**** MATERIAL TO PROCESS
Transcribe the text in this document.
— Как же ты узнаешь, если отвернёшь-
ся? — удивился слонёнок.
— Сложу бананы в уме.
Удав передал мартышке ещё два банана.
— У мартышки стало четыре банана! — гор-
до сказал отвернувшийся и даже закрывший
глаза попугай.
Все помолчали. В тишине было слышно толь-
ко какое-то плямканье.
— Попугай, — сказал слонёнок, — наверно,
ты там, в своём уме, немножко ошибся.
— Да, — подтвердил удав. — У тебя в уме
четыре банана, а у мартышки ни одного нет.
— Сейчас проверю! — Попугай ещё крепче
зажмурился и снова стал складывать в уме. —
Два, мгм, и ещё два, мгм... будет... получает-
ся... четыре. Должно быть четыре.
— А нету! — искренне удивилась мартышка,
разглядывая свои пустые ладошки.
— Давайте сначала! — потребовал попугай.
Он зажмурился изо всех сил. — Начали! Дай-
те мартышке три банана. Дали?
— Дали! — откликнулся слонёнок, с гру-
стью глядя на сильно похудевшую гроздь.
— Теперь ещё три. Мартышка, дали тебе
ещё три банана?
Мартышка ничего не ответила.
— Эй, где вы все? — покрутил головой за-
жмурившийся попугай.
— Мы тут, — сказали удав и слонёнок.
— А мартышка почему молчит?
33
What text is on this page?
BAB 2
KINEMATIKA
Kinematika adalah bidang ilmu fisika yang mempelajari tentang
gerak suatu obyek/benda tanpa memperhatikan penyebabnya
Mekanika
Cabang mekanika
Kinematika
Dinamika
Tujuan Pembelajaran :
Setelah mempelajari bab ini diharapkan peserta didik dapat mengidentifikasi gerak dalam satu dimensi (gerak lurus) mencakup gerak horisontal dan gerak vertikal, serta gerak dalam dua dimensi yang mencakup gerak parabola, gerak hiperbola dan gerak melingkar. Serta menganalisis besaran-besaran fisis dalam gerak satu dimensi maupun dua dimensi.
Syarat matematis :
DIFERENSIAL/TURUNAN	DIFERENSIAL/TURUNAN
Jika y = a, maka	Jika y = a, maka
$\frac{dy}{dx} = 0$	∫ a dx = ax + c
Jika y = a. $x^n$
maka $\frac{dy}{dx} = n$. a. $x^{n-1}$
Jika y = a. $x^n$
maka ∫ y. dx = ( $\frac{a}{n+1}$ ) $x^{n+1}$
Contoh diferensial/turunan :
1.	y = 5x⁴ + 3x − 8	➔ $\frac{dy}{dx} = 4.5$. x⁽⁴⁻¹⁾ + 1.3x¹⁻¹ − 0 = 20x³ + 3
********
▶ WHAT YOU ARE ASKED TO DO: Extract the complete data, matching each line exactly.

▶ RESPONSE BELOW:
Transcribe the text in this document.
— Как же ты узнаешь, если отвернёшь-
ся? — удивился слонёнок.
— Сложу бананы в уме.
Удав передал мартышке ещё два банана.
— У мартышки стало четыре банана! — гор-
до сказал отвернувшийся и даже закрывший
глаза попугай.
Все помолчали. В тишине было слышно толь-
ко какое-то плямканье.
— Попугай, — сказал слонёнок, — наверно,
ты там, в своём уме, немножко ошибся.
— Да, — подтвердил удав. — У тебя в уме
четыре банана, а у мартышки ни одного нет.
— Сейчас проверю! — Попугай ещё крепче
зажмурился и снова стал складывать в уме. —
Два, мгм, и ещё два, мгм... будет... получает-
ся... четыре. Должно быть четыре.
— А нету! — искренне удивилась мартышка,
разглядывая свои пустые ладошки.
— Давайте сначала! — потребовал попугай.
Он зажмурился изо всех сил. — Начали! Дай-
те мартышке три банана. Дали?
— Дали! — откликнулся слонёнок, с гру-
стью глядя на сильно похудевшую гроздь.
— Теперь ещё три. Мартышка, дали тебе
ещё три банана?
Мартышка ничего не ответила.
— Эй, где вы все? — покрутил головой за-
жмурившийся попугай.
— Мы тут, — сказали удав и слонёнок.
— А мартышка почему молчит?
33
What text is on this page?
BAB 2
KINEMATIKA
Kinematika adalah bidang ilmu fisika yang mempelajari tentang
gerak suatu obyek/benda tanpa memperhatikan penyebabnya
Mekanika
Cabang mekanika
Kinematika
Dinamika
Tujuan Pembelajaran :
Setelah mempelajari bab ini diharapkan peserta didik dapat mengidentifikasi gerak dalam satu dimensi (gerak lurus) mencakup gerak horisontal dan gerak vertikal, serta gerak dalam dua dimensi yang mencakup gerak parabola, gerak hiperbola dan gerak melingkar. Serta menganalisis besaran-besaran fisis dalam gerak satu dimensi maupun dua dimensi.
Syarat matematis :
DIFERENSIAL/TURUNAN	DIFERENSIAL/TURUNAN
Jika y = a, maka	Jika y = a, maka
$\frac{dy}{dx} = 0$	∫ a dx = ax + c
Jika y = a. $x^n$
maka $\frac{dy}{dx} = n$. a. $x^{n-1}$
Jika y = a. $x^n$
maka ∫ y. dx = ( $\frac{a}{n+1}$ ) $x^{n+1}$
Contoh diferensial/turunan :
1.	y = 5x⁴ + 3x − 8	➔ $\frac{dy}{dx} = 4.5$. x⁽⁴⁻¹⁾ + 1.3x¹⁻¹ − 0 = 20x³ + 3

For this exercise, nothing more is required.